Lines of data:
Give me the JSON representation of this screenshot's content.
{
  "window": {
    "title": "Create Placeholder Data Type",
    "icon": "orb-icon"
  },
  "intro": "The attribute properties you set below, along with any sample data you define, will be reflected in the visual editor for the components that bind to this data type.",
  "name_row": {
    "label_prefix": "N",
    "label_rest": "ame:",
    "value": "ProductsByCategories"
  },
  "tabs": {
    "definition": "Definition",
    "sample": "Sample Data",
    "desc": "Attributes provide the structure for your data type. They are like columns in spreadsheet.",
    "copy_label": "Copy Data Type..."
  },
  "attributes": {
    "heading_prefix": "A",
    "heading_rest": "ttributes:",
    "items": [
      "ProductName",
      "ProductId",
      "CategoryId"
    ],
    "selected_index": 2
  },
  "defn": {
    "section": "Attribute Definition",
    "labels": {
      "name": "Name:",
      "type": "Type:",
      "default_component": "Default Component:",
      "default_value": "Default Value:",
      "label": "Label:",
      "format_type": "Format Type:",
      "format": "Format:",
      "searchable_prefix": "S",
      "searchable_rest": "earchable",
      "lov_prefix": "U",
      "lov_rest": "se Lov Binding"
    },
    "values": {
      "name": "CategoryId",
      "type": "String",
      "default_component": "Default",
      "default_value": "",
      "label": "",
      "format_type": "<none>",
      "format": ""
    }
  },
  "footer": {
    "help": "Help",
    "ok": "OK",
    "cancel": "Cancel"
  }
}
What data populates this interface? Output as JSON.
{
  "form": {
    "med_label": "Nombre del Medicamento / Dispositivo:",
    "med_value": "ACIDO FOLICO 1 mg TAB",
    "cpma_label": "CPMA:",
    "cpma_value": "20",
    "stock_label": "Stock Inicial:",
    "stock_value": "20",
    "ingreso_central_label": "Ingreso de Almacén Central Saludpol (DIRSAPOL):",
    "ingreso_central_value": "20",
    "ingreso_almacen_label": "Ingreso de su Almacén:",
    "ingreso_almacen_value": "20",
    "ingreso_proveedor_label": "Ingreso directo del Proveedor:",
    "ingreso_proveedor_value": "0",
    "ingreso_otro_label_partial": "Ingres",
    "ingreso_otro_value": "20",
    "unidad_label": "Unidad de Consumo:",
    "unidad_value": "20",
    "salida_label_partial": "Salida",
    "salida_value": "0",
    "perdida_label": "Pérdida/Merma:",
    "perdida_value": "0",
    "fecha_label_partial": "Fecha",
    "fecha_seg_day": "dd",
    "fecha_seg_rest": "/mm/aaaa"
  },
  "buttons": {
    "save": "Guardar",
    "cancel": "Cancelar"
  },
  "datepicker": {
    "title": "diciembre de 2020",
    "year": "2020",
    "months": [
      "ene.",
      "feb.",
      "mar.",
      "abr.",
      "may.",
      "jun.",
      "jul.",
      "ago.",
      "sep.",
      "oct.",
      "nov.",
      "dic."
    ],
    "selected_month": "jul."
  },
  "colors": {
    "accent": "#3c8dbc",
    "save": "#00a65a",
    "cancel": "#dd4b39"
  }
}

WHAT TO PRODUCE:
Check every line of the data above for the string "Almacén", and copy those that have it.

RESULT:
    "ingreso_central_label": "Ingreso de Almacén Central Saludpol (DIRSAPOL):",
    "ingreso_almacen_label": "Ingreso de su Almacén:",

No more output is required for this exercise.